Problem: Copy each line exactly. Leave nothing out.
====
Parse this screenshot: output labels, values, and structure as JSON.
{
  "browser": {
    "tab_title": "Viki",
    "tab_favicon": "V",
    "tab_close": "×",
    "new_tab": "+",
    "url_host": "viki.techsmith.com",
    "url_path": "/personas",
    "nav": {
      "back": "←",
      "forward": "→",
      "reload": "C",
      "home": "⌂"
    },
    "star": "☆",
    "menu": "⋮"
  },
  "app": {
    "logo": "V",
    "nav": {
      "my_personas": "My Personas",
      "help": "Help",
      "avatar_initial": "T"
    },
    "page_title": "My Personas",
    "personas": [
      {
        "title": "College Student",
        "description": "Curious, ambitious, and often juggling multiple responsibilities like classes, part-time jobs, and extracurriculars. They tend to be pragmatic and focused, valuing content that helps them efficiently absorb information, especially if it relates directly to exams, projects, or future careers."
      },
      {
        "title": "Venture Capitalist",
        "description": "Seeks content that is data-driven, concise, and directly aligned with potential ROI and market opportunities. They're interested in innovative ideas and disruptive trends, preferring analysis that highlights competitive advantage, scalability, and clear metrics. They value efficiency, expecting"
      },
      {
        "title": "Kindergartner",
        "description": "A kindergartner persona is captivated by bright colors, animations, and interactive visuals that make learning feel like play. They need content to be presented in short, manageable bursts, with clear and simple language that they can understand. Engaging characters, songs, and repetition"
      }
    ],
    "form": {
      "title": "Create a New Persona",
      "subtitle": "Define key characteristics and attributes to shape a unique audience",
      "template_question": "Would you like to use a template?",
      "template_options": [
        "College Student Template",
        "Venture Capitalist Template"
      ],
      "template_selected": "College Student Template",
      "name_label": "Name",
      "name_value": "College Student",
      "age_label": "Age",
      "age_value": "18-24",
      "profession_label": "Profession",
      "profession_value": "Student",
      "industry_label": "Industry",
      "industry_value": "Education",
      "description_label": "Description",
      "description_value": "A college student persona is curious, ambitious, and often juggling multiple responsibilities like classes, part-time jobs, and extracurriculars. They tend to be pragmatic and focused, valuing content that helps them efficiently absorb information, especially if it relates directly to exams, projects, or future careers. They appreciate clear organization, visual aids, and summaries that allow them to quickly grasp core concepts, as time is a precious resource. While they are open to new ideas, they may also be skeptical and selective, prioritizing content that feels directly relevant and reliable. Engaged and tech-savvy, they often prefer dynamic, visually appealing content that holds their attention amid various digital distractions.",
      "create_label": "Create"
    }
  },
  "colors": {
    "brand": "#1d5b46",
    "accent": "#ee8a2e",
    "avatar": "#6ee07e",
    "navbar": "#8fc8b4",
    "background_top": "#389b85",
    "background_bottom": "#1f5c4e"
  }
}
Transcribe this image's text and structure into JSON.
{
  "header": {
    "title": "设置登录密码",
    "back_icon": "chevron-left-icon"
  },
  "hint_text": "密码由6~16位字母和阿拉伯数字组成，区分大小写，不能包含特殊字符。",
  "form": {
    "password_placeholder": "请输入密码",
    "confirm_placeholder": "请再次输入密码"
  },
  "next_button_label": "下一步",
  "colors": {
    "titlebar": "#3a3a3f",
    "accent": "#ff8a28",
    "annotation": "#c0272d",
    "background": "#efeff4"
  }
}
====
Completed task:
Parse this screenshot: output labels, values, and structure as JSON.
{
  "browser": {
    "tab_title": "Viki",
    "tab_favicon": "V",
    "tab_close": "×",
    "new_tab": "+",
    "url_host": "viki.techsmith.com",
    "url_path": "/personas",
    "nav": {
      "back": "←",
      "forward": "→",
      "reload": "C",
      "home": "⌂"
    },
    "star": "☆",
    "menu": "⋮"
  },
  "app": {
    "logo": "V",
    "nav": {
      "my_personas": "My Personas",
      "help": "Help",
      "avatar_initial": "T"
    },
    "page_title": "My Personas",
    "personas": [
      {
        "title": "College Student",
        "description": "Curious, ambitious, and often juggling multiple responsibilities like classes, part-time jobs, and extracurriculars. They tend to be pragmatic and focused, valuing content that helps them efficiently absorb information, especially if it relates directly to exams, projects, or future careers."
      },
      {
        "title": "Venture Capitalist",
        "description": "Seeks content that is data-driven, concise, and directly aligned with potential ROI and market opportunities. They're interested in innovative ideas and disruptive trends, preferring analysis that highlights competitive advantage, scalability, and clear metrics. They value efficiency, expecting"
      },
      {
        "title": "Kindergartner",
        "description": "A kindergartner persona is captivated by bright colors, animations, and interactive visuals that make learning feel like play. They need content to be presented in short, manageable bursts, with clear and simple language that they can understand. Engaging characters, songs, and repetition"
      }
    ],
    "form": {
      "title": "Create a New Persona",
      "subtitle": "Define key characteristics and attributes to shape a unique audience",
      "template_question": "Would you like to use a template?",
      "template_options": [
        "College Student Template",
        "Venture Capitalist Template"
      ],
      "template_selected": "College Student Template",
      "name_label": "Name",
      "name_value": "College Student",
      "age_label": "Age",
      "age_value": "18-24",
      "profession_label": "Profession",
      "profession_value": "Student",
      "industry_label": "Industry",
      "industry_value": "Education",
      "description_label": "Description",
      "description_value": "A college student persona is curious, ambitious, and often juggling multiple responsibilities like classes, part-time jobs, and extracurriculars. They tend to be pragmatic and focused, valuing content that helps them efficiently absorb information, especially if it relates directly to exams, projects, or future careers. They appreciate clear organization, visual aids, and summaries that allow them to quickly grasp core concepts, as time is a precious resource. While they are open to new ideas, they may also be skeptical and selective, prioritizing content that feels directly relevant and reliable. Engaged and tech-savvy, they often prefer dynamic, visually appealing content that holds their attention amid various digital distractions.",
      "create_label": "Create"
    }
  },
  "colors": {
    "brand": "#1d5b46",
    "accent": "#ee8a2e",
    "avatar": "#6ee07e",
    "navbar": "#8fc8b4",
    "background_top": "#389b85",
    "background_bottom": "#1f5c4e"
  }
}
Transcribe this image's text and structure into JSON.
{
  "header": {
    "title": "设置登录密码",
    "back_icon": "chevron-left-icon"
  },
  "hint_text": "密码由6~16位字母和阿拉伯数字组成，区分大小写，不能包含特殊字符。",
  "form": {
    "password_placeholder": "请输入密码",
    "confirm_placeholder": "请再次输入密码"
  },
  "next_button_label": "下一步",
  "colors": {
    "titlebar": "#3a3a3f",
    "accent": "#ff8a28",
    "annotation": "#c0272d",
    "background": "#efeff4"
  }
}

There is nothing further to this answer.